**Alıştırma tanımı**
Aşağıdaki listede "theory" kelimesini içeren her satırı çıkar; büyük ve küçük harf ayrımı dikkate alınmalıdır.

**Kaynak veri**
- - -
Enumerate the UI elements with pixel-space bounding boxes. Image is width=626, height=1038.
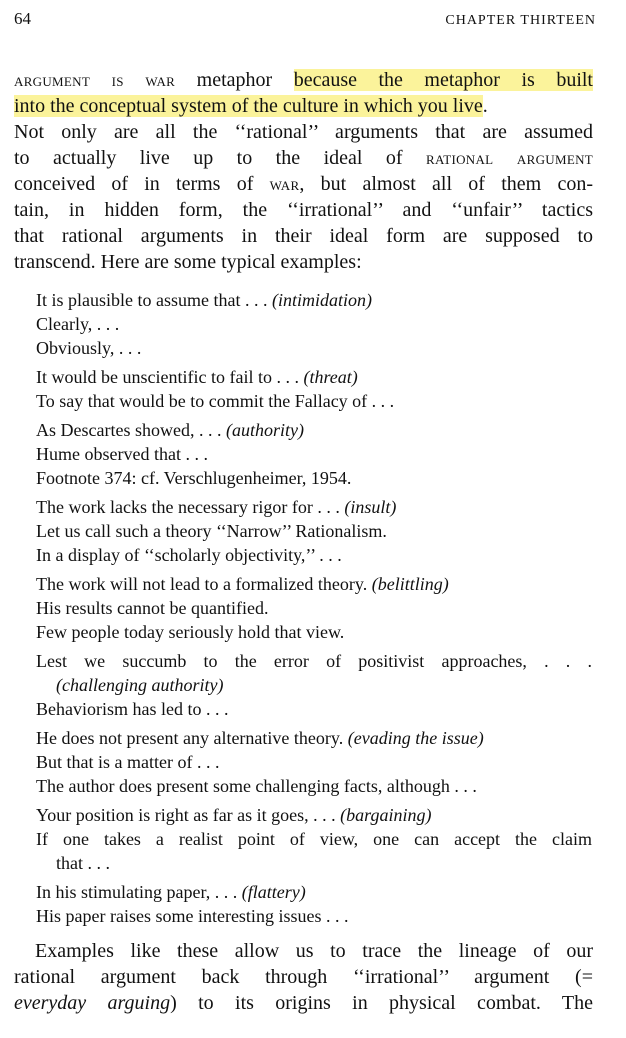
example-line [36, 726, 592, 750]
intro-line-4 [14, 145, 593, 171]
intro-text: conceived of in terms of [14, 173, 270, 195]
tactic-label: (bargaining) [340, 805, 432, 825]
closing-line-3 [14, 990, 593, 1016]
example-group [36, 649, 592, 721]
tactic-label: (challenging authority) [56, 675, 224, 695]
smallcaps-argument-is-war: argument is war [14, 70, 176, 91]
example-text: It is plausible to assume that . . . [36, 290, 272, 310]
intro-paragraph [14, 67, 593, 275]
example-line [36, 336, 592, 360]
example-line [36, 673, 592, 697]
example-text: His paper raises some interesting issues . . . [36, 906, 349, 926]
example-text: The author does present some challenging facts, although . . . [36, 776, 477, 796]
example-line [36, 774, 592, 798]
chapter-title: CHAPTER THIRTEEN [445, 13, 596, 28]
example-text: Clearly, . . . [36, 314, 120, 334]
example-line [36, 543, 592, 567]
tactic-label: (belittling) [371, 574, 449, 594]
tactic-label: (threat) [303, 367, 358, 387]
intro-line-3: Not only are all the ‘‘rational’’ arguments that are assumed [14, 121, 593, 143]
example-text: But that is a matter of . . . [36, 752, 220, 772]
example-line [36, 519, 592, 543]
example-group [36, 726, 592, 798]
example-text: Obviously, . . . [36, 338, 142, 358]
example-text: It would be unscientific to fail to . . . [36, 367, 304, 387]
example-text: In his stimulating paper, . . . [36, 882, 242, 902]
example-line [36, 904, 592, 928]
tactic-label: (authority) [225, 420, 304, 440]
example-line [36, 827, 592, 851]
example-line [36, 620, 592, 644]
example-group [36, 418, 592, 490]
example-line [36, 851, 592, 875]
example-text: To say that would be to commit the Fallacy of . . . [36, 391, 395, 411]
examples-list [36, 288, 592, 933]
closing-line-2: rational argument back through ‘‘irrational’’ argument (= [14, 966, 593, 988]
example-line [36, 466, 592, 490]
tactic-label: (insult) [344, 497, 397, 517]
example-line [36, 803, 592, 827]
example-text: Your position is right as far as it goes, . . . [36, 805, 341, 825]
closing-paragraph [14, 938, 593, 1016]
italic-everyday-arguing: everyday arguing [14, 992, 171, 1014]
intro-text: to actually live up to the ideal of [14, 147, 427, 169]
example-text: He does not present any alternative theory. [36, 728, 348, 748]
intro-line-5 [14, 171, 593, 197]
example-text: Hume observed that . . . [36, 444, 208, 464]
intro-line-7: that rational arguments in their ideal form are supposed to [14, 225, 593, 247]
closing-line-1: Examples like these allow us to trace the lineage of our [35, 940, 593, 962]
example-line [36, 442, 592, 466]
example-group [36, 365, 592, 413]
example-text: Behaviorism has led to . . . [36, 699, 229, 719]
example-text: The work will not lead to a formalized theory. [36, 574, 372, 594]
example-text: In a display of ‘‘scholarly objectivity,’’ . . . [36, 545, 342, 565]
smallcaps-war: war [269, 174, 300, 195]
smallcaps-rational-argument: rational argument [426, 148, 593, 169]
example-text: that . . . [56, 853, 110, 873]
example-group [36, 880, 592, 928]
example-text: The work lacks the necessary rigor for . . . [36, 497, 345, 517]
intro-text: . [482, 95, 488, 117]
example-group [36, 803, 592, 875]
example-line [36, 750, 592, 774]
example-text: Footnote 374: cf. Verschlugenheimer, 1954. [36, 468, 352, 488]
example-line [36, 596, 592, 620]
page-number: 64 [14, 9, 31, 28]
intro-line-1 [14, 67, 593, 93]
example-text: Few people today seriously hold that view. [36, 622, 345, 642]
example-line [36, 418, 592, 442]
intro-line-2 [14, 93, 593, 119]
example-group [36, 288, 592, 360]
tactic-label: (flattery) [241, 882, 306, 902]
intro-line-8: transcend. Here are some typical examples: [14, 251, 362, 273]
example-text: Let us call such a theory ‘‘Narrow’’ Rationalism. [36, 521, 387, 541]
example-group [36, 572, 592, 644]
example-line [36, 389, 592, 413]
example-text: His results cannot be quantified. [36, 598, 269, 618]
closing-text: ) to its origins in physical combat. The [170, 992, 593, 1014]
example-line [36, 365, 592, 389]
example-line [36, 572, 592, 596]
tactic-label: (evading the issue) [347, 728, 484, 748]
example-line [36, 288, 592, 312]
example-text: If one takes a realist point of view, one can accept the claim [36, 829, 592, 849]
intro-line-6: tain, in hidden form, the ‘‘irrational’’ and ‘‘unfair’’ tactics [14, 199, 593, 221]
example-line [36, 880, 592, 904]
tactic-label: (intimidation) [271, 290, 372, 310]
example-line [36, 697, 592, 721]
highlighted-text[interactable]: because the metaphor is built [293, 69, 593, 91]
example-line [36, 312, 592, 336]
highlighted-text[interactable]: into the conceptual system of the culture in which you live [14, 95, 483, 117]
intro-text: , but almost all of them con- [299, 173, 593, 195]
example-text: Lest we succumb to the error of positivist approaches, . . . [36, 651, 592, 671]
example-line [36, 495, 592, 519]
example-line [36, 649, 592, 673]
example-group [36, 495, 592, 567]
example-text: As Descartes showed, . . . [36, 420, 226, 440]
intro-text: metaphor [175, 69, 294, 91]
- - -
**Eksiksiz yanıt**
example-text: He does not present any alternative theory. [36, 728, 348, 748]
example-text: The work will not lead to a formalized theory. [36, 574, 372, 594]
example-text: Let us call such a theory ‘‘Narrow’’ Rationalism. [36, 521, 387, 541]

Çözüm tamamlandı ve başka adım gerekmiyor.